| PROBLEM TO WORK ON |
All of the data should be output character for character, except the pictures.

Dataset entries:
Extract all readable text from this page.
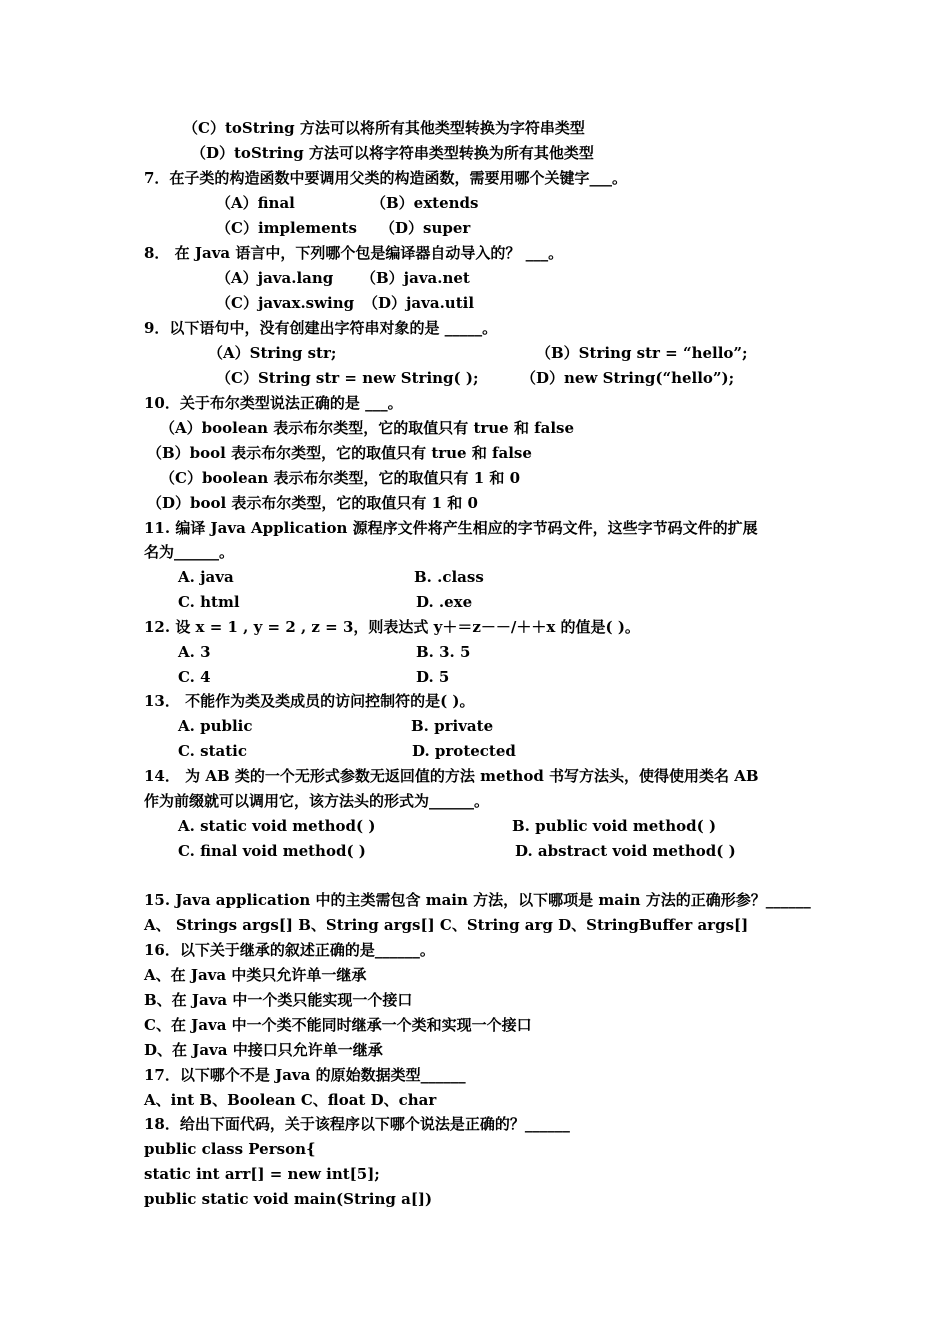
（C）toString 方法可以将所有其他类型转换为字符串类型
（D）toString 方法可以将字符串类型转换为所有其他类型
7．在子类的构造函数中要调用父类的构造函数，需要用哪个关键字___。
（A）final	（B）extends
（C）implements （D）super
8． 在 Java 语言中，下列哪个包是编译器自动导入的？ ___。
（A）java.lang （B）java.net
（C）javax.swing （D）java.util
9．以下语句中，没有创建出字符串对象的是 _____。
（A）String str;	（B）String str = “hello”;
（C）String str = new String( );	（D）new String(“hello”);
10．关于布尔类型说法正确的是 ___。
（A）boolean 表示布尔类型，它的取值只有 true 和 false
（B）bool 表示布尔类型，它的取值只有 true 和 false
（C）boolean 表示布尔类型，它的取值只有 1 和 0
（D）bool 表示布尔类型，它的取值只有 1 和 0
11. 编译 Java Application 源程序文件将产生相应的字节码文件，这些字节码文件的扩展
名为______。
A. java	B. .class
C. html	D. .exe
12. 设 x = 1 , y = 2 , z = 3，则表达式 y＋＝z－－/＋＋x 的值是( )。
A. 3	B. 3. 5
C. 4	D. 5
13． 不能作为类及类成员的访问控制符的是( )。
A. public	B. private
C. static	D. protected
14． 为 AB 类的一个无形式参数无返回值的方法 method 书写方法头，使得使用类名 AB
作为前缀就可以调用它，该方法头的形式为______。
A. static void method( )	B. public void method( )
C. final void method( )	D. abstract void method( )
15. Java application 中的主类需包含 main 方法，以下哪项是 main 方法的正确形参？______
A、 Strings args[] B、String args[] C、String arg D、StringBuffer args[]
16．以下关于继承的叙述正确的是______。
A、在 Java 中类只允许单一继承
B、在 Java 中一个类只能实现一个接口
C、在 Java 中一个类不能同时继承一个类和实现一个接口
D、在 Java 中接口只允许单一继承
17．以下哪个不是 Java 的原始数据类型______
A、int B、Boolean C、float D、char
18．给出下面代码，关于该程序以下哪个说法是正确的？______
public class Person{
static int arr[] = new int[5];
public static void main(String a[])
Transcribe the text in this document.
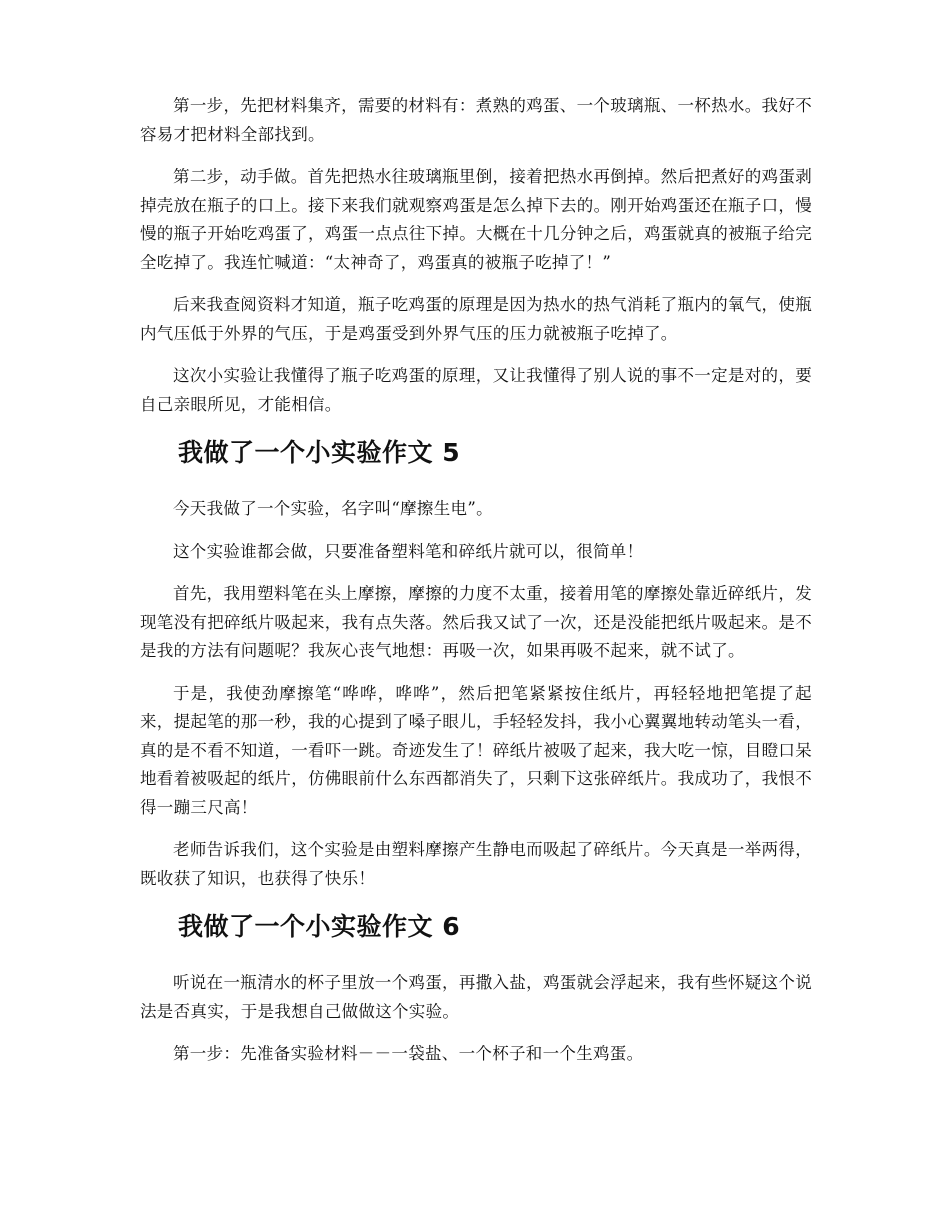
第一步，先把材料集齐，需要的材料有：煮熟的鸡蛋、一个玻璃瓶、一杯热水。我好不容易才把材料全部找到。

第二步，动手做。首先把热水往玻璃瓶里倒，接着把热水再倒掉。然后把煮好的鸡蛋剥掉壳放在瓶子的口上。接下来我们就观察鸡蛋是怎么掉下去的。刚开始鸡蛋还在瓶子口，慢慢的瓶子开始吃鸡蛋了，鸡蛋一点点往下掉。大概在十几分钟之后，鸡蛋就真的被瓶子给完全吃掉了。我连忙喊道：“太神奇了，鸡蛋真的被瓶子吃掉了！”

后来我查阅资料才知道，瓶子吃鸡蛋的原理是因为热水的热气消耗了瓶内的氧气，使瓶内气压低于外界的气压，于是鸡蛋受到外界气压的压力就被瓶子吃掉了。

这次小实验让我懂得了瓶子吃鸡蛋的原理，又让我懂得了别人说的事不一定是对的，要自己亲眼所见，才能相信。

我做了一个小实验作文 5

今天我做了一个实验，名字叫“摩擦生电”。

这个实验谁都会做，只要准备塑料笔和碎纸片就可以，很简单！

首先，我用塑料笔在头上摩擦，摩擦的力度不太重，接着用笔的摩擦处靠近碎纸片，发现笔没有把碎纸片吸起来，我有点失落。然后我又试了一次，还是没能把纸片吸起来。是不是我的方法有问题呢？我灰心丧气地想：再吸一次，如果再吸不起来，就不试了。

于是，我使劲摩擦笔“哗哗，哗哗”，然后把笔紧紧按住纸片，再轻轻地把笔提了起来，提起笔的那一秒，我的心提到了嗓子眼儿，手轻轻发抖，我小心翼翼地转动笔头一看，真的是不看不知道，一看吓一跳。奇迹发生了！碎纸片被吸了起来，我大吃一惊，目瞪口呆地看着被吸起的纸片，仿佛眼前什么东西都消失了，只剩下这张碎纸片。我成功了，我恨不得一蹦三尺高！

老师告诉我们，这个实验是由塑料摩擦产生静电而吸起了碎纸片。今天真是一举两得，既收获了知识，也获得了快乐！

我做了一个小实验作文 6

听说在一瓶清水的杯子里放一个鸡蛋，再撒入盐，鸡蛋就会浮起来，我有些怀疑这个说法是否真实，于是我想自己做做这个实验。

第一步：先准备实验材料－－一袋盐、一个杯子和一个生鸡蛋。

| THE RESPONSE |
Extract all readable text from this page.
（C）toString 方法可以将所有其他类型转换为字符串类型
（D）toString 方法可以将字符串类型转换为所有其他类型
7．在子类的构造函数中要调用父类的构造函数，需要用哪个关键字___。
（A）final	（B）extends
（C）implements （D）super
8． 在 Java 语言中，下列哪个包是编译器自动导入的？ ___。
（A）java.lang （B）java.net
（C）javax.swing （D）java.util
9．以下语句中，没有创建出字符串对象的是 _____。
（A）String str;	（B）String str = “hello”;
（C）String str = new String( );	（D）new String(“hello”);
10．关于布尔类型说法正确的是 ___。
（A）boolean 表示布尔类型，它的取值只有 true 和 false
（B）bool 表示布尔类型，它的取值只有 true 和 false
（C）boolean 表示布尔类型，它的取值只有 1 和 0
（D）bool 表示布尔类型，它的取值只有 1 和 0
11. 编译 Java Application 源程序文件将产生相应的字节码文件，这些字节码文件的扩展
名为______。
A. java	B. .class
C. html	D. .exe
12. 设 x = 1 , y = 2 , z = 3，则表达式 y＋＝z－－/＋＋x 的值是( )。
A. 3	B. 3. 5
C. 4	D. 5
13． 不能作为类及类成员的访问控制符的是( )。
A. public	B. private
C. static	D. protected
14． 为 AB 类的一个无形式参数无返回值的方法 method 书写方法头，使得使用类名 AB
作为前缀就可以调用它，该方法头的形式为______。
A. static void method( )	B. public void method( )
C. final void method( )	D. abstract void method( )
15. Java application 中的主类需包含 main 方法，以下哪项是 main 方法的正确形参？______
A、 Strings args[] B、String args[] C、String arg D、StringBuffer args[]
16．以下关于继承的叙述正确的是______。
A、在 Java 中类只允许单一继承
B、在 Java 中一个类只能实现一个接口
C、在 Java 中一个类不能同时继承一个类和实现一个接口
D、在 Java 中接口只允许单一继承
17．以下哪个不是 Java 的原始数据类型______
A、int B、Boolean C、float D、char
18．给出下面代码，关于该程序以下哪个说法是正确的？______
public class Person{
static int arr[] = new int[5];
public static void main(String a[])
Transcribe the text in this document.
第一步，先把材料集齐，需要的材料有：煮熟的鸡蛋、一个玻璃瓶、一杯热水。我好不容易才把材料全部找到。

第二步，动手做。首先把热水往玻璃瓶里倒，接着把热水再倒掉。然后把煮好的鸡蛋剥掉壳放在瓶子的口上。接下来我们就观察鸡蛋是怎么掉下去的。刚开始鸡蛋还在瓶子口，慢慢的瓶子开始吃鸡蛋了，鸡蛋一点点往下掉。大概在十几分钟之后，鸡蛋就真的被瓶子给完全吃掉了。我连忙喊道：“太神奇了，鸡蛋真的被瓶子吃掉了！”

后来我查阅资料才知道，瓶子吃鸡蛋的原理是因为热水的热气消耗了瓶内的氧气，使瓶内气压低于外界的气压，于是鸡蛋受到外界气压的压力就被瓶子吃掉了。

这次小实验让我懂得了瓶子吃鸡蛋的原理，又让我懂得了别人说的事不一定是对的，要自己亲眼所见，才能相信。

我做了一个小实验作文 5

今天我做了一个实验，名字叫“摩擦生电”。

这个实验谁都会做，只要准备塑料笔和碎纸片就可以，很简单！

首先，我用塑料笔在头上摩擦，摩擦的力度不太重，接着用笔的摩擦处靠近碎纸片，发现笔没有把碎纸片吸起来，我有点失落。然后我又试了一次，还是没能把纸片吸起来。是不是我的方法有问题呢？我灰心丧气地想：再吸一次，如果再吸不起来，就不试了。

于是，我使劲摩擦笔“哗哗，哗哗”，然后把笔紧紧按住纸片，再轻轻地把笔提了起来，提起笔的那一秒，我的心提到了嗓子眼儿，手轻轻发抖，我小心翼翼地转动笔头一看，真的是不看不知道，一看吓一跳。奇迹发生了！碎纸片被吸了起来，我大吃一惊，目瞪口呆地看着被吸起的纸片，仿佛眼前什么东西都消失了，只剩下这张碎纸片。我成功了，我恨不得一蹦三尺高！

老师告诉我们，这个实验是由塑料摩擦产生静电而吸起了碎纸片。今天真是一举两得，既收获了知识，也获得了快乐！

我做了一个小实验作文 6

听说在一瓶清水的杯子里放一个鸡蛋，再撒入盐，鸡蛋就会浮起来，我有些怀疑这个说法是否真实，于是我想自己做做这个实验。

第一步：先准备实验材料－－一袋盐、一个杯子和一个生鸡蛋。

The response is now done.